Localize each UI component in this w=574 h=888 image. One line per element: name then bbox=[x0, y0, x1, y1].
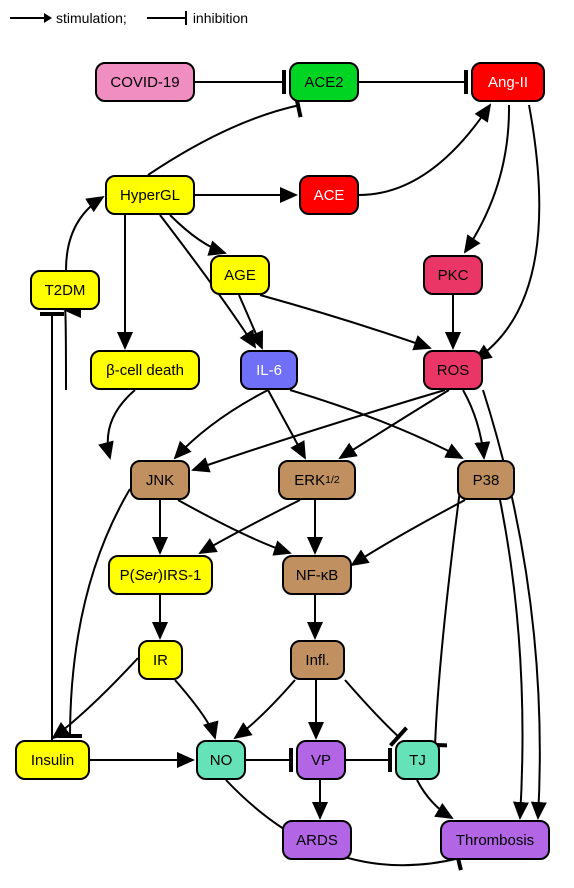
node-hypergl: HyperGL bbox=[105, 175, 195, 215]
node-age: AGE bbox=[210, 255, 270, 295]
edge bbox=[463, 390, 484, 458]
node-vp: VP bbox=[296, 740, 346, 780]
node-no: NO bbox=[196, 740, 246, 780]
edge bbox=[66, 197, 103, 270]
edge bbox=[290, 390, 462, 458]
legend: stimulation; inhibition bbox=[10, 10, 268, 26]
edge bbox=[435, 490, 460, 747]
edge bbox=[260, 295, 430, 348]
node-infl: Infl. bbox=[290, 640, 345, 680]
edge bbox=[53, 658, 138, 738]
inhibition-icon bbox=[147, 17, 187, 19]
node-ros: ROS bbox=[423, 350, 483, 390]
edge bbox=[178, 500, 290, 553]
edge bbox=[175, 680, 215, 738]
node-insulin: Insulin bbox=[15, 740, 90, 780]
edge bbox=[268, 390, 305, 458]
edge bbox=[345, 680, 400, 738]
edge bbox=[500, 500, 523, 818]
node-nfkb: NF-κB bbox=[282, 555, 352, 595]
node-jnk: JNK bbox=[130, 460, 190, 500]
edge bbox=[475, 105, 539, 360]
edge bbox=[200, 500, 300, 553]
node-covid: COVID-19 bbox=[95, 62, 195, 102]
arrow-icon bbox=[10, 17, 50, 19]
edge bbox=[359, 105, 490, 195]
node-ards: ARDS bbox=[282, 820, 352, 860]
edge bbox=[235, 680, 295, 738]
node-p38: P38 bbox=[457, 460, 515, 500]
edge bbox=[193, 390, 445, 470]
node-erk: ERK1/2 bbox=[278, 460, 356, 500]
node-pkc: PKC bbox=[423, 255, 483, 295]
edge bbox=[465, 105, 509, 252]
edge bbox=[483, 390, 540, 818]
edge bbox=[65, 310, 66, 390]
edge bbox=[148, 105, 300, 175]
legend-stim-label: stimulation; bbox=[56, 10, 127, 26]
node-ir: IR bbox=[138, 640, 183, 680]
edge bbox=[70, 489, 130, 738]
node-pser: P(Ser)IRS-1 bbox=[108, 555, 213, 595]
node-ang2: Ang-II bbox=[471, 62, 545, 102]
edge bbox=[340, 390, 449, 458]
node-ace: ACE bbox=[299, 175, 359, 215]
edge bbox=[175, 390, 268, 458]
edge bbox=[239, 295, 262, 348]
node-t2dm: T2DM bbox=[30, 270, 100, 310]
legend-stimulation: stimulation; bbox=[10, 10, 127, 26]
legend-inhib-label: inhibition bbox=[193, 10, 248, 26]
node-throm: Thrombosis bbox=[440, 820, 550, 860]
edge bbox=[108, 390, 135, 458]
node-ace2: ACE2 bbox=[289, 62, 359, 102]
node-bcell: β-cell death bbox=[90, 350, 200, 390]
node-il6: IL-6 bbox=[240, 350, 298, 390]
edge bbox=[352, 500, 465, 565]
edge bbox=[170, 215, 225, 253]
legend-inhibition: inhibition bbox=[147, 10, 248, 26]
edge bbox=[417, 780, 452, 818]
node-tj: TJ bbox=[395, 740, 440, 780]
-- -- --
Retype every line from the one containing "node-hypergl: HyperGL bbox=[105, 175, 195, 215]" down to the one containing "edge bbox=[53, 658, 138, 738]", including both of those lines.

● The output:
node-hypergl: HyperGL bbox=[105, 175, 195, 215]
node-age: AGE bbox=[210, 255, 270, 295]
edge bbox=[463, 390, 484, 458]
node-vp: VP bbox=[296, 740, 346, 780]
node-no: NO bbox=[196, 740, 246, 780]
edge bbox=[66, 197, 103, 270]
edge bbox=[290, 390, 462, 458]
legend: stimulation; inhibition bbox=[10, 10, 268, 26]
edge bbox=[435, 490, 460, 747]
edge bbox=[260, 295, 430, 348]
node-infl: Infl. bbox=[290, 640, 345, 680]
edge bbox=[53, 658, 138, 738]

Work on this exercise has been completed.